*Task instructions:* Copy out the entries in full and with complete accuracy; pictures are excluded.

*Data rows:*
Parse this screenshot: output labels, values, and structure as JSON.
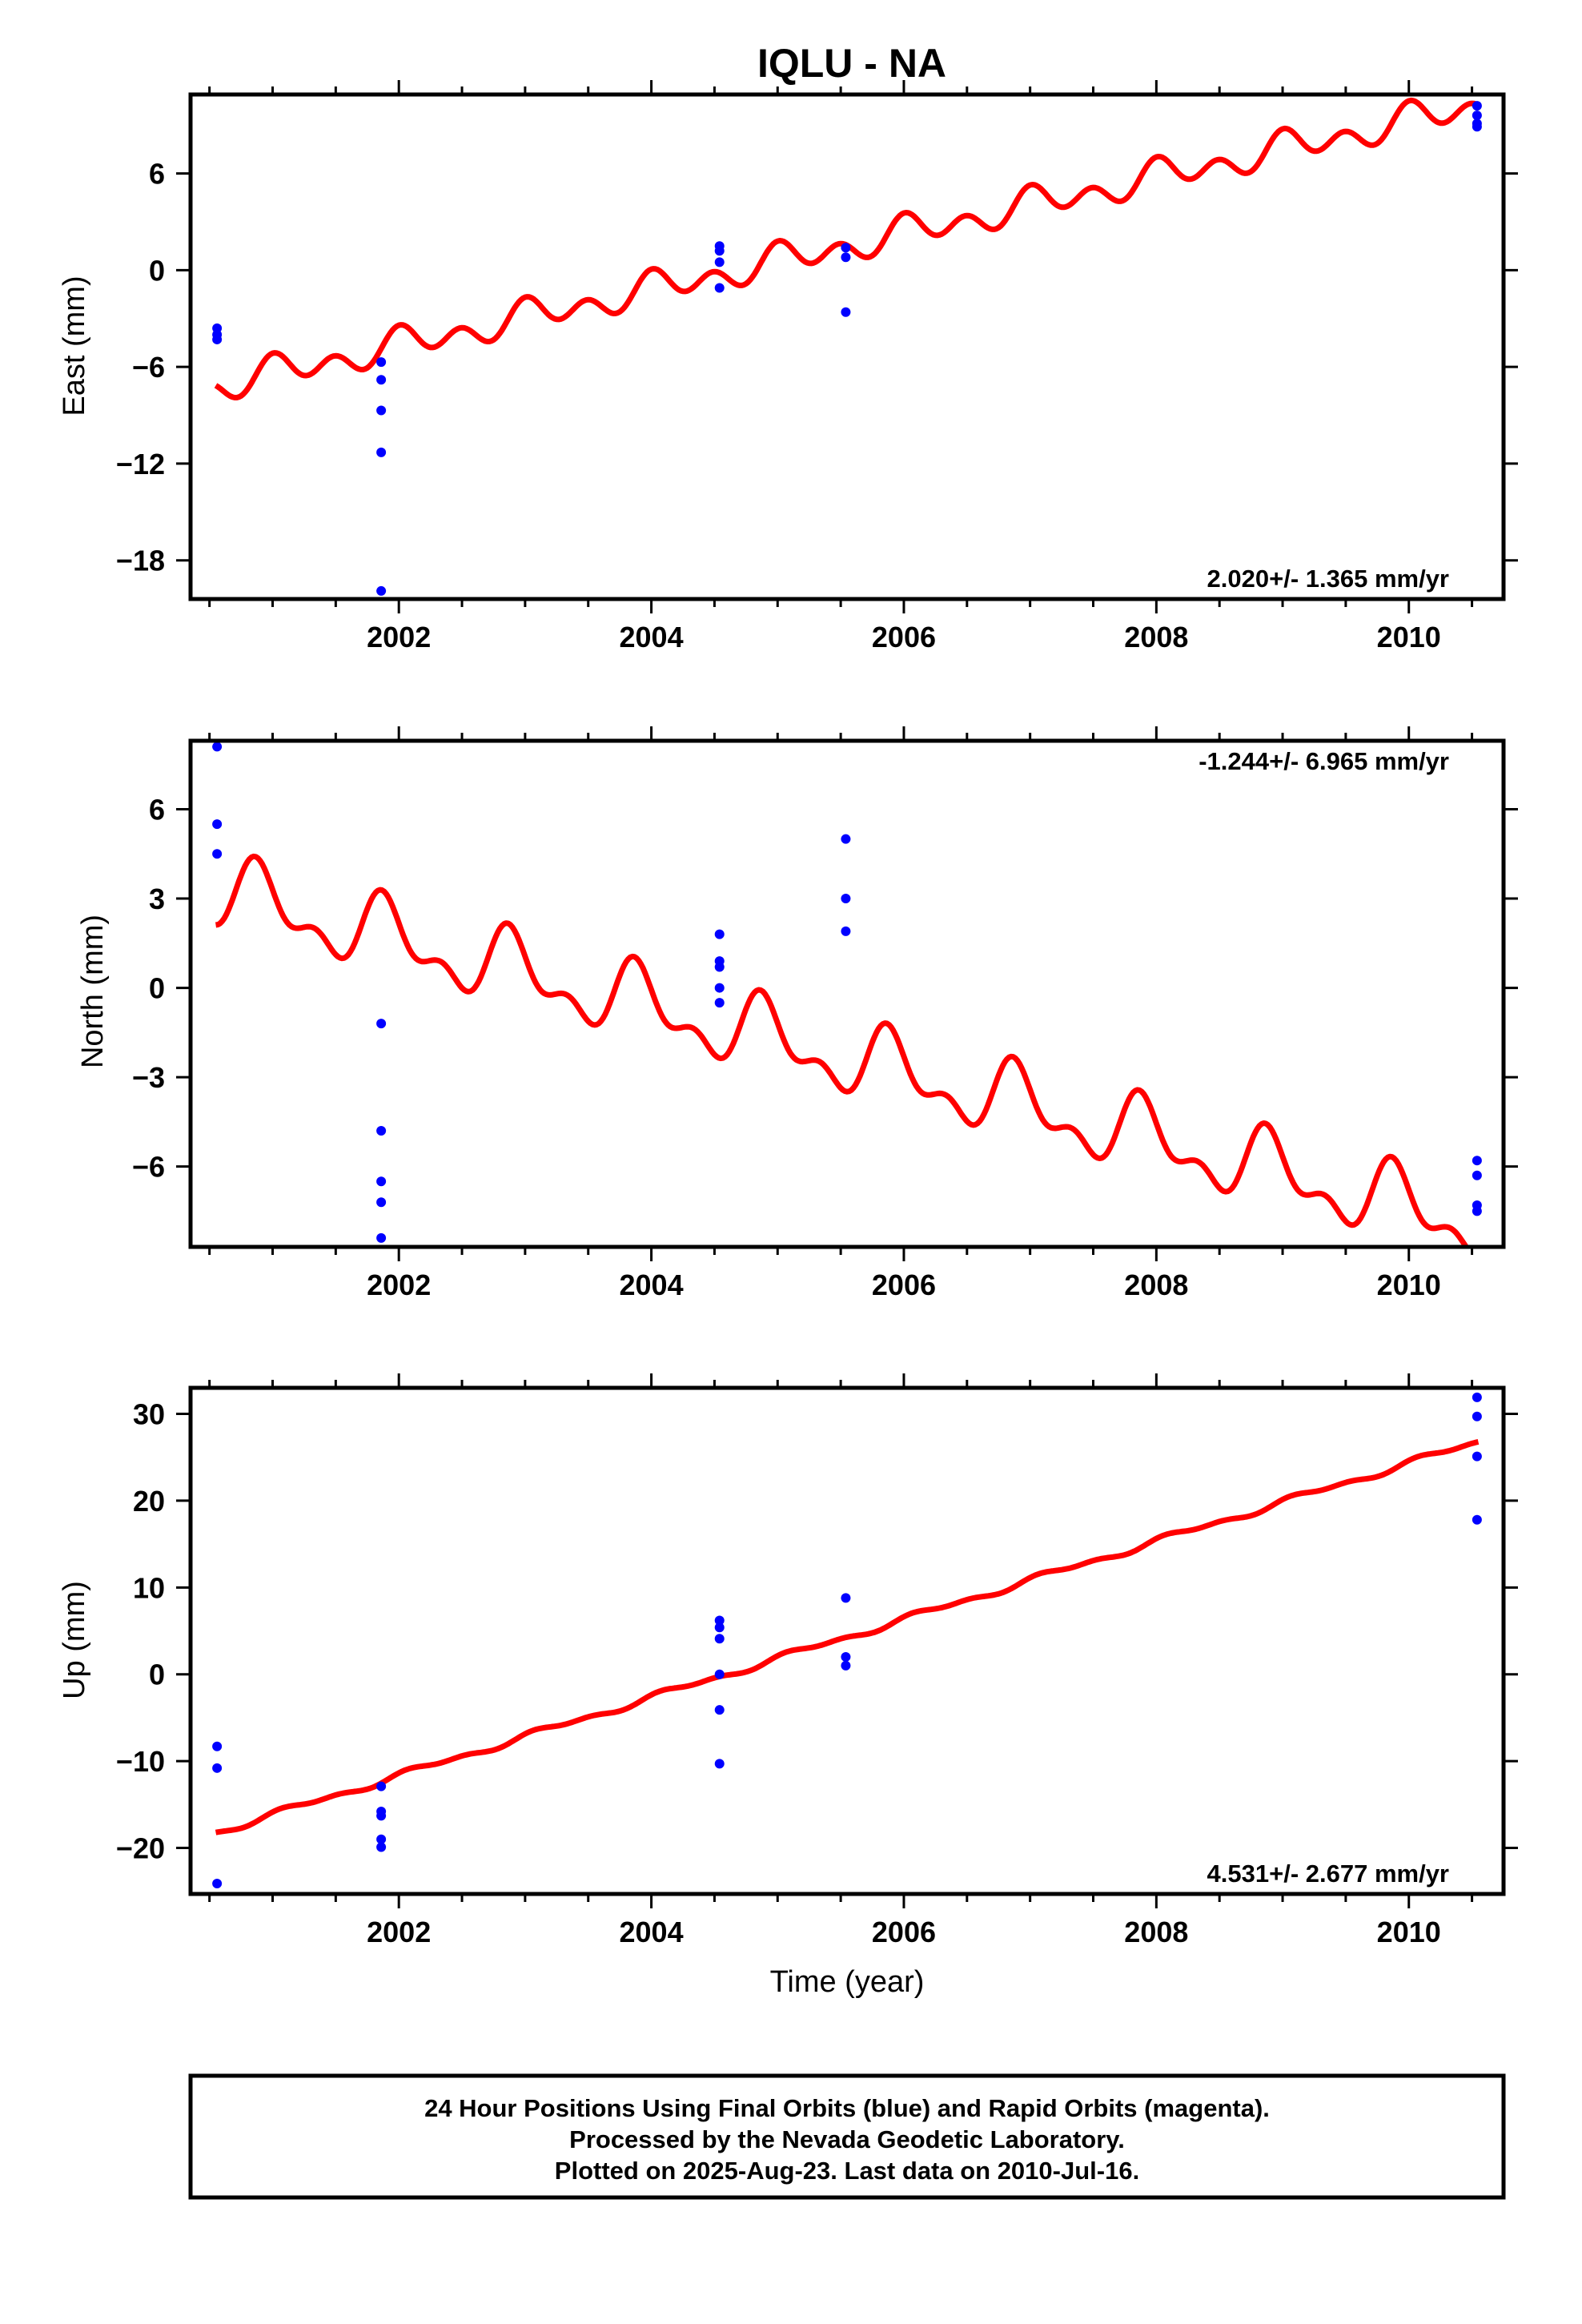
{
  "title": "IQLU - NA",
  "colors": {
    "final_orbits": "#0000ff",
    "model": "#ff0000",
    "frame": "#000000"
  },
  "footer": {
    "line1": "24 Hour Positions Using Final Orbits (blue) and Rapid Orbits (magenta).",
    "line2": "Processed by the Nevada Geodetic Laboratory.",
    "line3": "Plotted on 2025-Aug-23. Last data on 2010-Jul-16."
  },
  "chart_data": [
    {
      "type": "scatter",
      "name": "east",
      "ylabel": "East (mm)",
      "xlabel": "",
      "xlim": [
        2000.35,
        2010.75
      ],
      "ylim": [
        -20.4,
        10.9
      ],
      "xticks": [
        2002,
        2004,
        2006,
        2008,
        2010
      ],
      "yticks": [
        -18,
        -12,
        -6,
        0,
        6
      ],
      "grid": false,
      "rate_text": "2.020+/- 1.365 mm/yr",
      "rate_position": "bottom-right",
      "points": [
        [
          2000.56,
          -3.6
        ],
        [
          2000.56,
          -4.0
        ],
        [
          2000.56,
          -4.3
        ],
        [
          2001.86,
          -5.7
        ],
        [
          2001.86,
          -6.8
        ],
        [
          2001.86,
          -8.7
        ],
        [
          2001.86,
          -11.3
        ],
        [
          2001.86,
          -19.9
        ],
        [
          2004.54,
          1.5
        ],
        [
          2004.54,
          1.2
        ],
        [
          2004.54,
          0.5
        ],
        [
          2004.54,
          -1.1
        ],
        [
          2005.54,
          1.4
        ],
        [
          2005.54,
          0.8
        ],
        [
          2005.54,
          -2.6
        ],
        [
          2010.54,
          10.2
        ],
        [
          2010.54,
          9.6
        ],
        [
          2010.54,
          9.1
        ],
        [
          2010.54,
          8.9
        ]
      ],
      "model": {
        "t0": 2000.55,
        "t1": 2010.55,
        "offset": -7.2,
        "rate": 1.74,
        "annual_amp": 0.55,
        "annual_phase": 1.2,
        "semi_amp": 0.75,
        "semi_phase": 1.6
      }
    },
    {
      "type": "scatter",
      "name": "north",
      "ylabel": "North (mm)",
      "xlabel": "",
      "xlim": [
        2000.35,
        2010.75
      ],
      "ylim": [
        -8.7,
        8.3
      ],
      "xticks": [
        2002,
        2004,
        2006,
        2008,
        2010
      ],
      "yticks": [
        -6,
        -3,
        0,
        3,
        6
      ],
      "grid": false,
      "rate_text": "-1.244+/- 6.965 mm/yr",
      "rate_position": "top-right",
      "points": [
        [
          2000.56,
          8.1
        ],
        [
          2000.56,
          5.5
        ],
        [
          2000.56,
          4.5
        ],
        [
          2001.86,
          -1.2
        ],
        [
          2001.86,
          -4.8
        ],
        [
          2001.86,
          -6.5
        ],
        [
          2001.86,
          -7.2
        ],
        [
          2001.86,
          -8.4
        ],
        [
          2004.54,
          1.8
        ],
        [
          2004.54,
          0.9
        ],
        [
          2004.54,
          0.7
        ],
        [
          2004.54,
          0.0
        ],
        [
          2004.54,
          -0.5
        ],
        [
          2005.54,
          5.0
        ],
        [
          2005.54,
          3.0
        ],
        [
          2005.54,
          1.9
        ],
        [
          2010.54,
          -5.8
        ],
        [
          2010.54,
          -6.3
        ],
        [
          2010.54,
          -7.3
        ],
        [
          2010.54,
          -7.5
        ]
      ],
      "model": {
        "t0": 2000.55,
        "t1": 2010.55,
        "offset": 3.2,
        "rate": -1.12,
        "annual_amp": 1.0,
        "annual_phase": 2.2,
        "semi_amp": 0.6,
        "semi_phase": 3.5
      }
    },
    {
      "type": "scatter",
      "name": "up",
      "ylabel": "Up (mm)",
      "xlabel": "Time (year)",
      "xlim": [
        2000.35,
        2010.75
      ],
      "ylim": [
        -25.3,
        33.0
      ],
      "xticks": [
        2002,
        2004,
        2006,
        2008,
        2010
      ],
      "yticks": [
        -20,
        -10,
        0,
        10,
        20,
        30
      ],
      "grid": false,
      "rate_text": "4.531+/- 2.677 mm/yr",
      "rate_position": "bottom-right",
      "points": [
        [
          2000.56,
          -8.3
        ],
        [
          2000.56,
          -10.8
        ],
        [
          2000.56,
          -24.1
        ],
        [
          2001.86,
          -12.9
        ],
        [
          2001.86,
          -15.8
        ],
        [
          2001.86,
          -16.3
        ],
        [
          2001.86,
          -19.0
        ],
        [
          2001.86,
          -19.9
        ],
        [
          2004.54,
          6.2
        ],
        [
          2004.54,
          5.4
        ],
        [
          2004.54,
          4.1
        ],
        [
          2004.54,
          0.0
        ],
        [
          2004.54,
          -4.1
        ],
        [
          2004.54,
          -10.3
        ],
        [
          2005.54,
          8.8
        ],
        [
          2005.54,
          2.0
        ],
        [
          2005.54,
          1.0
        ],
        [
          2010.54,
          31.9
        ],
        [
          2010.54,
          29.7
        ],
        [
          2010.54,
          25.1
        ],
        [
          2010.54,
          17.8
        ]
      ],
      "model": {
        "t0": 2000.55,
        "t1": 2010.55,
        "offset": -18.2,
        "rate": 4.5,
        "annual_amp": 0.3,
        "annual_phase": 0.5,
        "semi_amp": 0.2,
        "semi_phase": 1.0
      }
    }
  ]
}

*Solution:*
Parse this screenshot: output labels, values, and structure as JSON.
{
  "title": "IQLU - NA",
  "colors": {
    "final_orbits": "#0000ff",
    "model": "#ff0000",
    "frame": "#000000"
  },
  "footer": {
    "line1": "24 Hour Positions Using Final Orbits (blue) and Rapid Orbits (magenta).",
    "line2": "Processed by the Nevada Geodetic Laboratory.",
    "line3": "Plotted on 2025-Aug-23. Last data on 2010-Jul-16."
  },
  "chart_data": [
    {
      "type": "scatter",
      "name": "east",
      "ylabel": "East (mm)",
      "xlabel": "",
      "xlim": [
        2000.35,
        2010.75
      ],
      "ylim": [
        -20.4,
        10.9
      ],
      "xticks": [
        2002,
        2004,
        2006,
        2008,
        2010
      ],
      "yticks": [
        -18,
        -12,
        -6,
        0,
        6
      ],
      "grid": false,
      "rate_text": "2.020+/- 1.365 mm/yr",
      "rate_position": "bottom-right",
      "points": [
        [
          2000.56,
          -3.6
        ],
        [
          2000.56,
          -4.0
        ],
        [
          2000.56,
          -4.3
        ],
        [
          2001.86,
          -5.7
        ],
        [
          2001.86,
          -6.8
        ],
        [
          2001.86,
          -8.7
        ],
        [
          2001.86,
          -11.3
        ],
        [
          2001.86,
          -19.9
        ],
        [
          2004.54,
          1.5
        ],
        [
          2004.54,
          1.2
        ],
        [
          2004.54,
          0.5
        ],
        [
          2004.54,
          -1.1
        ],
        [
          2005.54,
          1.4
        ],
        [
          2005.54,
          0.8
        ],
        [
          2005.54,
          -2.6
        ],
        [
          2010.54,
          10.2
        ],
        [
          2010.54,
          9.6
        ],
        [
          2010.54,
          9.1
        ],
        [
          2010.54,
          8.9
        ]
      ],
      "model": {
        "t0": 2000.55,
        "t1": 2010.55,
        "offset": -7.2,
        "rate": 1.74,
        "annual_amp": 0.55,
        "annual_phase": 1.2,
        "semi_amp": 0.75,
        "semi_phase": 1.6
      }
    },
    {
      "type": "scatter",
      "name": "north",
      "ylabel": "North (mm)",
      "xlabel": "",
      "xlim": [
        2000.35,
        2010.75
      ],
      "ylim": [
        -8.7,
        8.3
      ],
      "xticks": [
        2002,
        2004,
        2006,
        2008,
        2010
      ],
      "yticks": [
        -6,
        -3,
        0,
        3,
        6
      ],
      "grid": false,
      "rate_text": "-1.244+/- 6.965 mm/yr",
      "rate_position": "top-right",
      "points": [
        [
          2000.56,
          8.1
        ],
        [
          2000.56,
          5.5
        ],
        [
          2000.56,
          4.5
        ],
        [
          2001.86,
          -1.2
        ],
        [
          2001.86,
          -4.8
        ],
        [
          2001.86,
          -6.5
        ],
        [
          2001.86,
          -7.2
        ],
        [
          2001.86,
          -8.4
        ],
        [
          2004.54,
          1.8
        ],
        [
          2004.54,
          0.9
        ],
        [
          2004.54,
          0.7
        ],
        [
          2004.54,
          0.0
        ],
        [
          2004.54,
          -0.5
        ],
        [
          2005.54,
          5.0
        ],
        [
          2005.54,
          3.0
        ],
        [
          2005.54,
          1.9
        ],
        [
          2010.54,
          -5.8
        ],
        [
          2010.54,
          -6.3
        ],
        [
          2010.54,
          -7.3
        ],
        [
          2010.54,
          -7.5
        ]
      ],
      "model": {
        "t0": 2000.55,
        "t1": 2010.55,
        "offset": 3.2,
        "rate": -1.12,
        "annual_amp": 1.0,
        "annual_phase": 2.2,
        "semi_amp": 0.6,
        "semi_phase": 3.5
      }
    },
    {
      "type": "scatter",
      "name": "up",
      "ylabel": "Up (mm)",
      "xlabel": "Time (year)",
      "xlim": [
        2000.35,
        2010.75
      ],
      "ylim": [
        -25.3,
        33.0
      ],
      "xticks": [
        2002,
        2004,
        2006,
        2008,
        2010
      ],
      "yticks": [
        -20,
        -10,
        0,
        10,
        20,
        30
      ],
      "grid": false,
      "rate_text": "4.531+/- 2.677 mm/yr",
      "rate_position": "bottom-right",
      "points": [
        [
          2000.56,
          -8.3
        ],
        [
          2000.56,
          -10.8
        ],
        [
          2000.56,
          -24.1
        ],
        [
          2001.86,
          -12.9
        ],
        [
          2001.86,
          -15.8
        ],
        [
          2001.86,
          -16.3
        ],
        [
          2001.86,
          -19.0
        ],
        [
          2001.86,
          -19.9
        ],
        [
          2004.54,
          6.2
        ],
        [
          2004.54,
          5.4
        ],
        [
          2004.54,
          4.1
        ],
        [
          2004.54,
          0.0
        ],
        [
          2004.54,
          -4.1
        ],
        [
          2004.54,
          -10.3
        ],
        [
          2005.54,
          8.8
        ],
        [
          2005.54,
          2.0
        ],
        [
          2005.54,
          1.0
        ],
        [
          2010.54,
          31.9
        ],
        [
          2010.54,
          29.7
        ],
        [
          2010.54,
          25.1
        ],
        [
          2010.54,
          17.8
        ]
      ],
      "model": {
        "t0": 2000.55,
        "t1": 2010.55,
        "offset": -18.2,
        "rate": 4.5,
        "annual_amp": 0.3,
        "annual_phase": 0.5,
        "semi_amp": 0.2,
        "semi_phase": 1.0
      }
    }
  ]
}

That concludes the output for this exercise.